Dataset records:

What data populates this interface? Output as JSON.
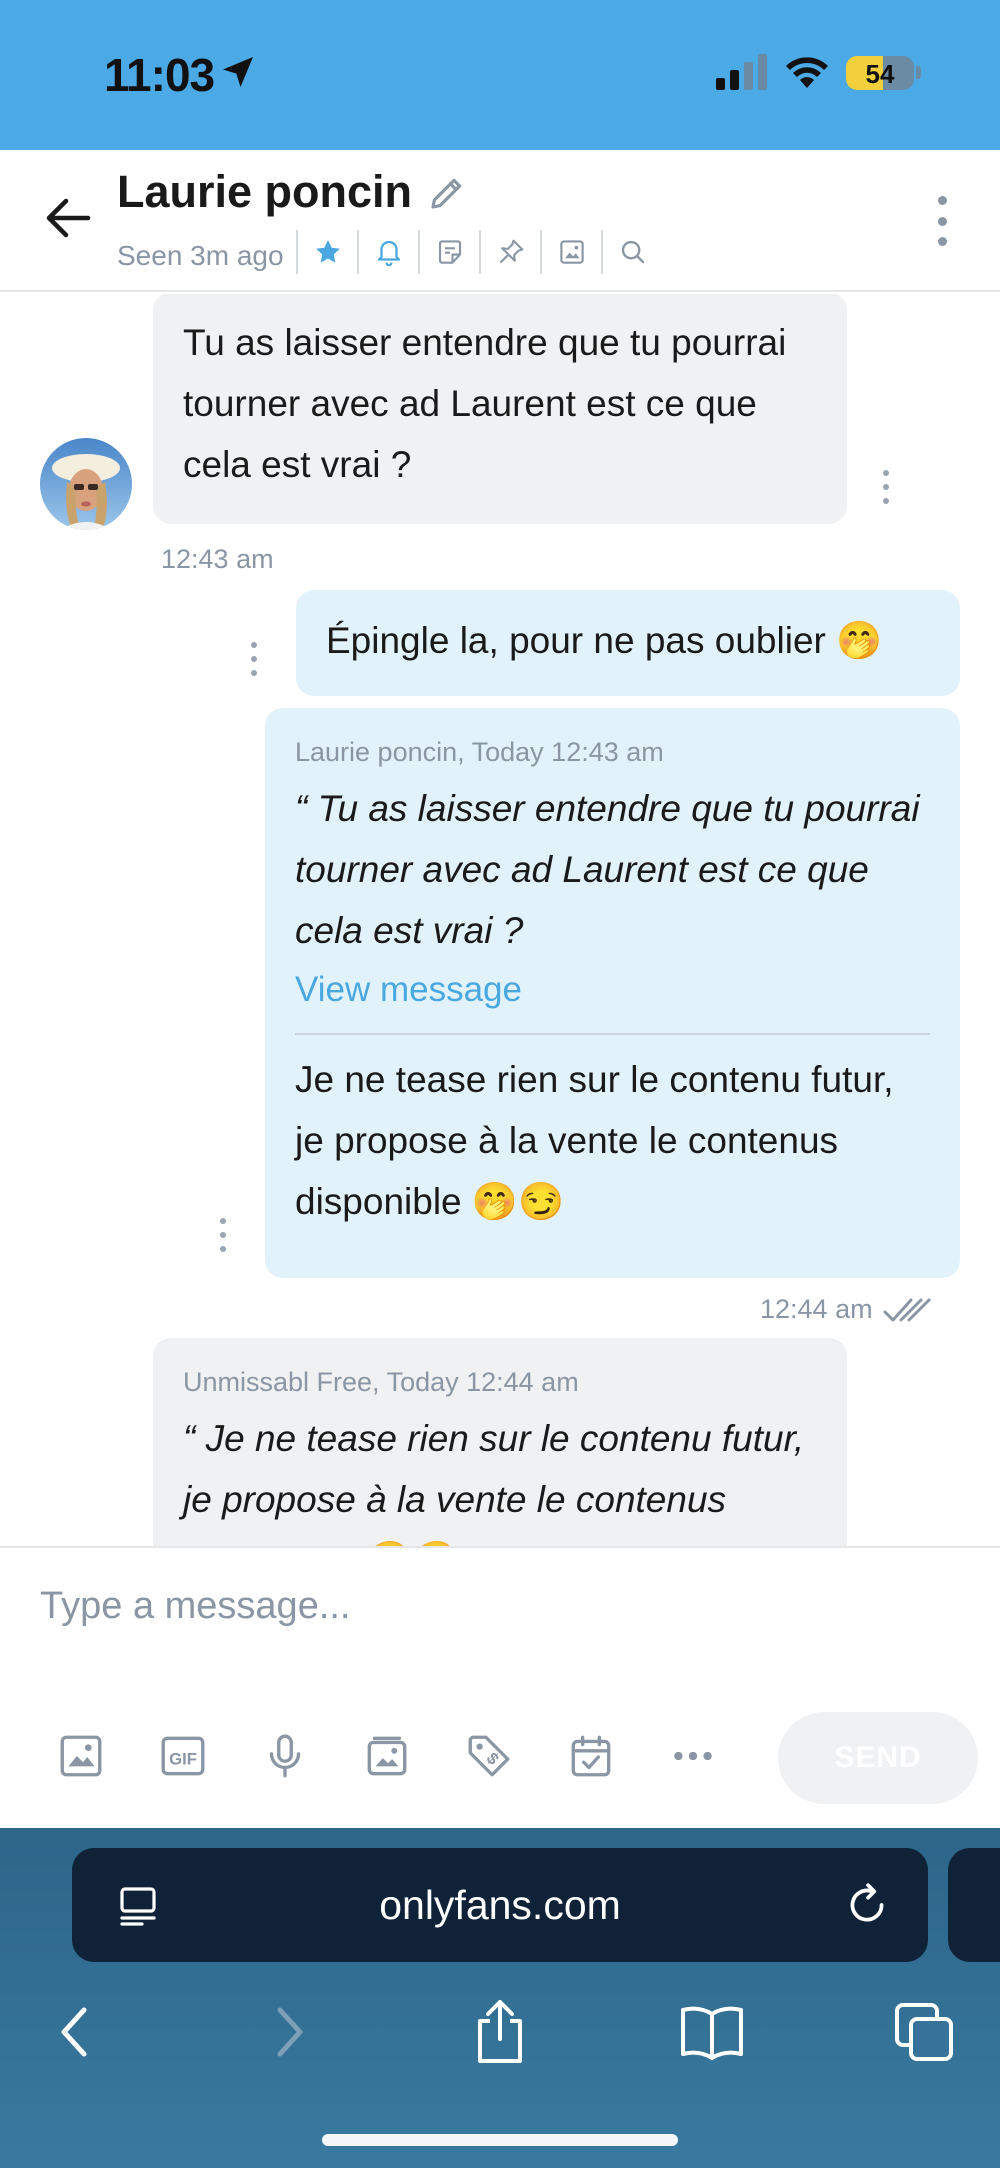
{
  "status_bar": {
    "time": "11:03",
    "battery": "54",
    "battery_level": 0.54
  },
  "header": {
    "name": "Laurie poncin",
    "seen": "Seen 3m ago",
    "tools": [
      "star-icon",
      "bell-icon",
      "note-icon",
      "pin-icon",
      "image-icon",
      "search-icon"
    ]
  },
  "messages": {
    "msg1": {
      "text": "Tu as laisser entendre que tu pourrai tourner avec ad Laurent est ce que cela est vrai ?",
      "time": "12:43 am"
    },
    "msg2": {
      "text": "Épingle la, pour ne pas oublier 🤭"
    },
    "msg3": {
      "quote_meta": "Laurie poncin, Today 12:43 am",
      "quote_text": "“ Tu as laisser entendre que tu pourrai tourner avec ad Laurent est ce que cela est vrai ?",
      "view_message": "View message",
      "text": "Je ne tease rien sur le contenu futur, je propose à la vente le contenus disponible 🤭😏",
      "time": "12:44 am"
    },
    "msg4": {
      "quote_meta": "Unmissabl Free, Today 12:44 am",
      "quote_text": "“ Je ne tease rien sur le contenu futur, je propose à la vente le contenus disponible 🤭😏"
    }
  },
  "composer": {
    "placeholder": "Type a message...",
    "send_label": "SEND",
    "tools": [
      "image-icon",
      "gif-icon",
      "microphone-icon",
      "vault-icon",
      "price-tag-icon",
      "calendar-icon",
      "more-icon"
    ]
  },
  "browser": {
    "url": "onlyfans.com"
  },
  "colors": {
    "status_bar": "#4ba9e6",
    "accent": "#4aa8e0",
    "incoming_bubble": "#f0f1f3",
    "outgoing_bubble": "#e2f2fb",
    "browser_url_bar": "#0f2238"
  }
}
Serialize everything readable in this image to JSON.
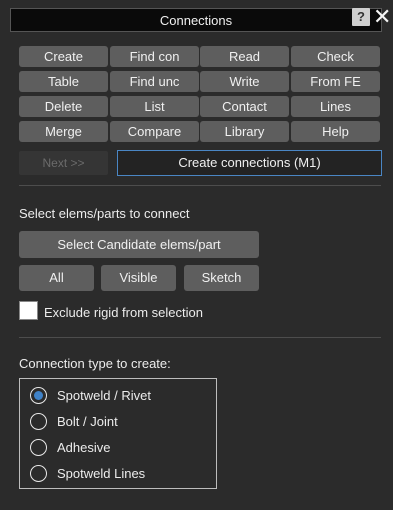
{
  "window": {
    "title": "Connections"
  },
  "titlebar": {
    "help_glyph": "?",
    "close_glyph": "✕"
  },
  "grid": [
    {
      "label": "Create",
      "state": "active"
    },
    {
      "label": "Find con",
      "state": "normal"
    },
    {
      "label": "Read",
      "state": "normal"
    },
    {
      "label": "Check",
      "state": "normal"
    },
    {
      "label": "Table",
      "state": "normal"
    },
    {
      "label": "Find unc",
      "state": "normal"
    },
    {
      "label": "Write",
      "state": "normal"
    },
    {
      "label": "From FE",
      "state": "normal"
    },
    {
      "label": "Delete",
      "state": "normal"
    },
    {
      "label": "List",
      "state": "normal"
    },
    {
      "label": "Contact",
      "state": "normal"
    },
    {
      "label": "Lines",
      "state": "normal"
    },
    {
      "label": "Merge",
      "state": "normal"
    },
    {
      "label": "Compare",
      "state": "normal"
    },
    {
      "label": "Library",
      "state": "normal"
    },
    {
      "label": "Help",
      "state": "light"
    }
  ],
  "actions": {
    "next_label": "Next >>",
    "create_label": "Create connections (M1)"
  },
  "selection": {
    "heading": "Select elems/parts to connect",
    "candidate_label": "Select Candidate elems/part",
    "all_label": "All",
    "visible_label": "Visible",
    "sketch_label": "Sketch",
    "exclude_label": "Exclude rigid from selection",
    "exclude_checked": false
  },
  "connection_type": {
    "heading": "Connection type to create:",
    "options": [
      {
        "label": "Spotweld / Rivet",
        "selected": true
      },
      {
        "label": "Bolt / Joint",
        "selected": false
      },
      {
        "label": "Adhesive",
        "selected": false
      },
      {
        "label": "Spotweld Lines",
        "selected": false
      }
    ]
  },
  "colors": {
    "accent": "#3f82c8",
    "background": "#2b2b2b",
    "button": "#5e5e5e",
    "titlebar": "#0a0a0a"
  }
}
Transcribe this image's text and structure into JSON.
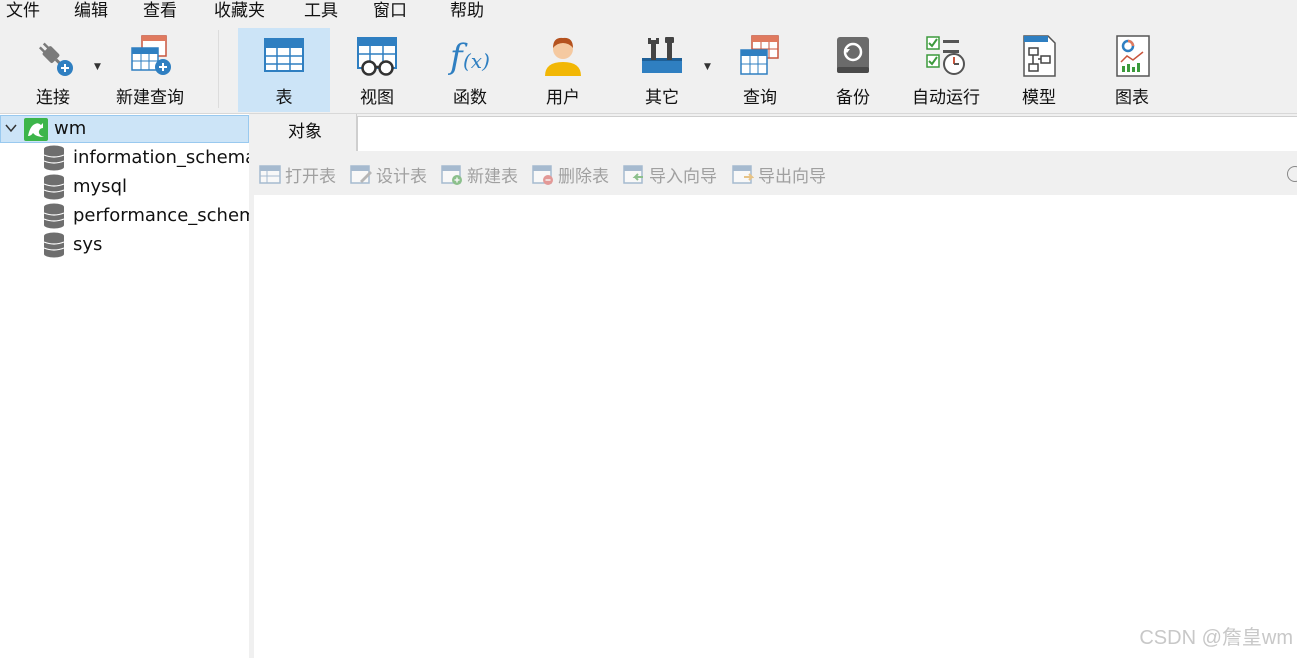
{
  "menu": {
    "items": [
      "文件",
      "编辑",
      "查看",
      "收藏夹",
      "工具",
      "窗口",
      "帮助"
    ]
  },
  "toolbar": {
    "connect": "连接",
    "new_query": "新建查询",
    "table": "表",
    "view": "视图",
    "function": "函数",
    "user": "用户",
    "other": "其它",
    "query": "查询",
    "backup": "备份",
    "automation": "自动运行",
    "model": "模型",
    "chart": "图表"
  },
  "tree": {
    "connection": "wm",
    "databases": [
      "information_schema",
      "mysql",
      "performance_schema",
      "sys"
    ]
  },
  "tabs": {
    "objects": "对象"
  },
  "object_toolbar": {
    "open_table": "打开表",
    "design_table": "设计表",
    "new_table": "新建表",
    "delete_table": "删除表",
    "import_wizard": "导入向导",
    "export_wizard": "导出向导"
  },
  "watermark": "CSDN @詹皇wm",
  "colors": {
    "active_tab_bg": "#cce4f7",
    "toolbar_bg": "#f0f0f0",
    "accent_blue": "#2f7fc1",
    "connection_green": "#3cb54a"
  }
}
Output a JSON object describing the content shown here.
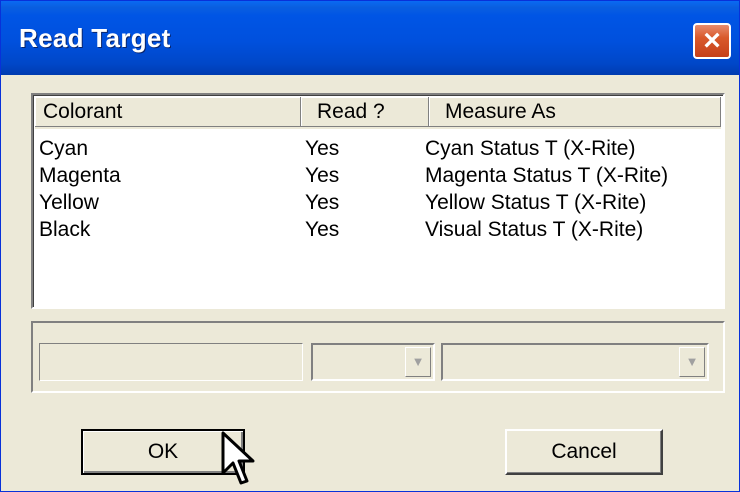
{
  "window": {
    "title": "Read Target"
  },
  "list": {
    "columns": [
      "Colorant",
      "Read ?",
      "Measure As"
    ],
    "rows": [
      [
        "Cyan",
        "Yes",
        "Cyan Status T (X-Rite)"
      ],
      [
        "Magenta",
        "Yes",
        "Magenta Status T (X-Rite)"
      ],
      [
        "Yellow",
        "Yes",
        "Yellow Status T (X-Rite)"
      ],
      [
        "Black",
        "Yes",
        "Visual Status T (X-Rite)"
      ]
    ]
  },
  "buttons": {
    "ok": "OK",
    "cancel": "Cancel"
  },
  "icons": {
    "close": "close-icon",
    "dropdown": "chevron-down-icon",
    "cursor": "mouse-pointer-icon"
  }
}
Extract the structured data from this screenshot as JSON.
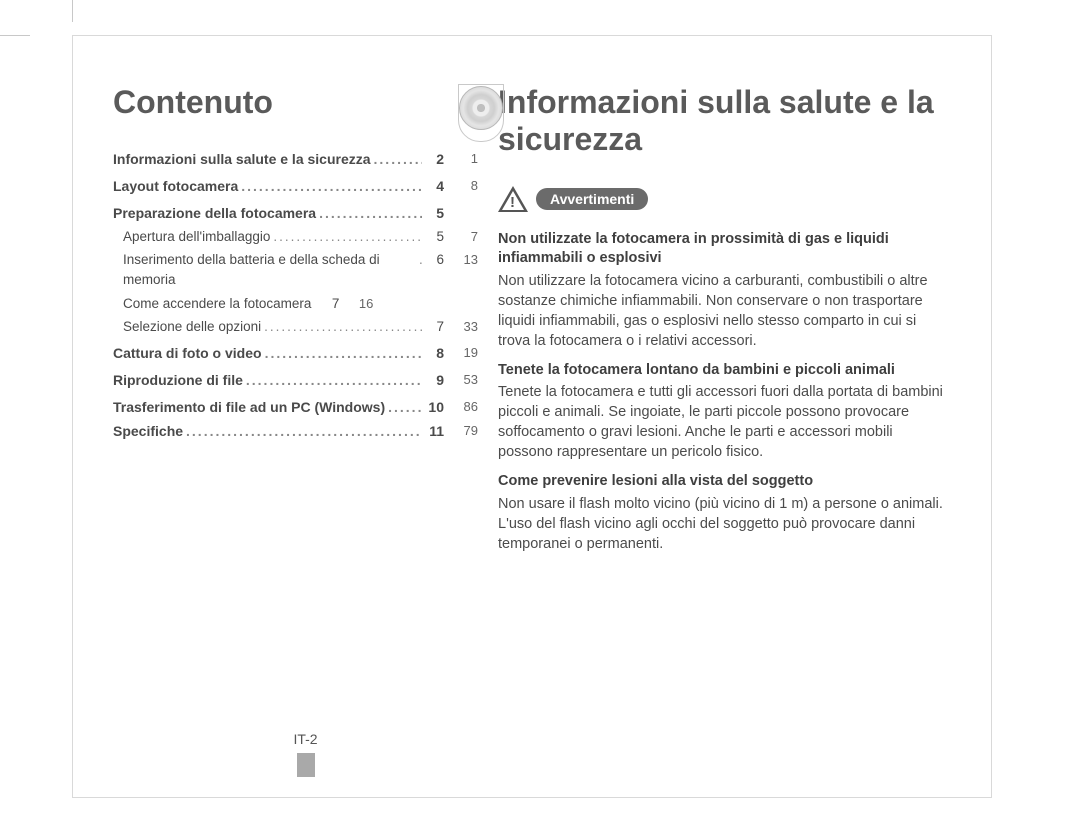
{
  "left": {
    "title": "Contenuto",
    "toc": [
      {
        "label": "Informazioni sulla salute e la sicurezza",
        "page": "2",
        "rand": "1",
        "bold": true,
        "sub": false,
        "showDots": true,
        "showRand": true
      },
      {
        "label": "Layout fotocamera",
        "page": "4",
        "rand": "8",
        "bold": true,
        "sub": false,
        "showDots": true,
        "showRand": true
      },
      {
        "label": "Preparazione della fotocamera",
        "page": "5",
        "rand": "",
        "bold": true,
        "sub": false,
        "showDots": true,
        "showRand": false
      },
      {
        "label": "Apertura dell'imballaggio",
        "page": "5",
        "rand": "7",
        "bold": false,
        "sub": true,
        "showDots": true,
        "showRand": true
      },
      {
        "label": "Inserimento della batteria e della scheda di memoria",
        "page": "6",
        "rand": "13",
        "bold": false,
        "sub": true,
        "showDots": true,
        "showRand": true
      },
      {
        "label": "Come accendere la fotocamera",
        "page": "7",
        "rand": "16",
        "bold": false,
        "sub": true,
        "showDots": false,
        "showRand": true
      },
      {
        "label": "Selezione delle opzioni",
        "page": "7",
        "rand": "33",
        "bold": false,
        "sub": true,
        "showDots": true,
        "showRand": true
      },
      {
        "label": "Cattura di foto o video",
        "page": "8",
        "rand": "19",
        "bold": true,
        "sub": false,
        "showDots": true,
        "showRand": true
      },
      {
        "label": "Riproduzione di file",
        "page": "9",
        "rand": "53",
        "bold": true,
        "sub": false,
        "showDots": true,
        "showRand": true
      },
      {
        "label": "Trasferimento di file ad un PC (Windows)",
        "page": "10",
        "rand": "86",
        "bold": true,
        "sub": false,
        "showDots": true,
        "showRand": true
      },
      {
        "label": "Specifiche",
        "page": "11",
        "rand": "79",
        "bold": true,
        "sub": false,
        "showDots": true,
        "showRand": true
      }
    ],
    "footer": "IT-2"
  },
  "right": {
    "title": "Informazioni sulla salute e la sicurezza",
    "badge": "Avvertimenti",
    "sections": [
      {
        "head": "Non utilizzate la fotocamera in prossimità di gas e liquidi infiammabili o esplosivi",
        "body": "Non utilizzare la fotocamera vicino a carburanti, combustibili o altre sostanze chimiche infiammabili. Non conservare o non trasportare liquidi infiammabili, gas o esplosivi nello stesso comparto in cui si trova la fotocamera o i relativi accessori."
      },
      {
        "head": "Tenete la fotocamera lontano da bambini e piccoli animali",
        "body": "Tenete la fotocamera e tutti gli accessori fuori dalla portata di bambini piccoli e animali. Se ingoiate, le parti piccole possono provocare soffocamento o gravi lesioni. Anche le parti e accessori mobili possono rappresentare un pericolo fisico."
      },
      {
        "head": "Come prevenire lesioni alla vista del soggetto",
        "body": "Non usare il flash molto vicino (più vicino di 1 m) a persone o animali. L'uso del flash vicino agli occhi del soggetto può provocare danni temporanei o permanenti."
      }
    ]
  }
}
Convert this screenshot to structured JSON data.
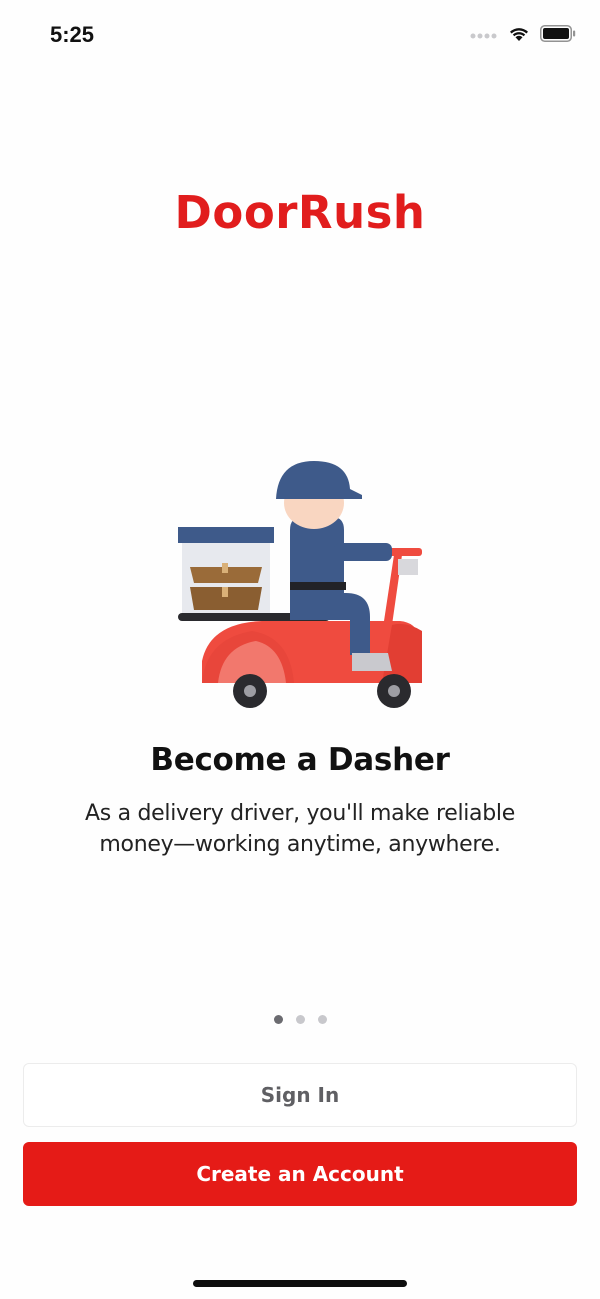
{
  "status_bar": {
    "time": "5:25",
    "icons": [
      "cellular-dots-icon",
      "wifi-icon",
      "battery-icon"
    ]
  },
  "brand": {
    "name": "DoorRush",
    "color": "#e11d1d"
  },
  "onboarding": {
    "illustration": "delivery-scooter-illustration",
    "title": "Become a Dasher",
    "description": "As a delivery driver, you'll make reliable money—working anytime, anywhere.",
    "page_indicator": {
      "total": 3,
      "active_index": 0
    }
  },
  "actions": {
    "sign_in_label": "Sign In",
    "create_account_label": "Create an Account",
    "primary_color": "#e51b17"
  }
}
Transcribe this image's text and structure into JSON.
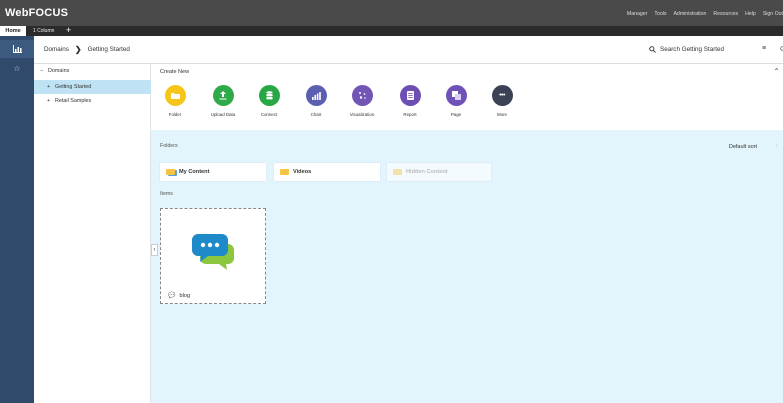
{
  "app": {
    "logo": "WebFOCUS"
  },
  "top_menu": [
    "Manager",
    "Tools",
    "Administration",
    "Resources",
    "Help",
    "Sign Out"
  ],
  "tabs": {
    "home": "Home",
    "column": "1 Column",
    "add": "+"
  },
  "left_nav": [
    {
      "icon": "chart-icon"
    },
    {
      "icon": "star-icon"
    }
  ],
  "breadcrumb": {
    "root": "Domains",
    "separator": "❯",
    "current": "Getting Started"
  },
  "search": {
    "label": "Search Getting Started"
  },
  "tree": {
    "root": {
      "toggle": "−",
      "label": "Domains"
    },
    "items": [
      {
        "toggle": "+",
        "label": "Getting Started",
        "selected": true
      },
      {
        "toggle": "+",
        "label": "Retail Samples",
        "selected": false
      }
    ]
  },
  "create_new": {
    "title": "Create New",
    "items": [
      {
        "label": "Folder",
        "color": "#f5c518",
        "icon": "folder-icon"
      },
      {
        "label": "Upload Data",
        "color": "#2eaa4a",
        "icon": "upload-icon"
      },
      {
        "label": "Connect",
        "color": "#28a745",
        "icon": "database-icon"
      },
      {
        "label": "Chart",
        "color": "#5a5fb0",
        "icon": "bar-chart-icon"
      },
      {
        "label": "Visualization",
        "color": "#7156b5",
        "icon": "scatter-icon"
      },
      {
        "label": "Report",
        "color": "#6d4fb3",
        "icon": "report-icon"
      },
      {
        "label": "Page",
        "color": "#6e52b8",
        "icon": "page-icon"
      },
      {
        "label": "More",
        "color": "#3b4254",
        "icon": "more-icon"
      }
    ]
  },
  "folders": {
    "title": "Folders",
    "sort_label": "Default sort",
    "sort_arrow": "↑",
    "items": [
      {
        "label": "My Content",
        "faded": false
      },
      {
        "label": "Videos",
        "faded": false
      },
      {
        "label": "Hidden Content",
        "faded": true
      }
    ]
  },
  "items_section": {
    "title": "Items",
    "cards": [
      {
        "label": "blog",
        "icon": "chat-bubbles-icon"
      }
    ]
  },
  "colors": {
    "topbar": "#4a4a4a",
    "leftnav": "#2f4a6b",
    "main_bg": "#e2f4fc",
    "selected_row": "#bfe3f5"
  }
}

### EXERCISE GOAL
Only the count is wanted: report how many lines of the material above hold the word "animali".

### TASK RESULT
3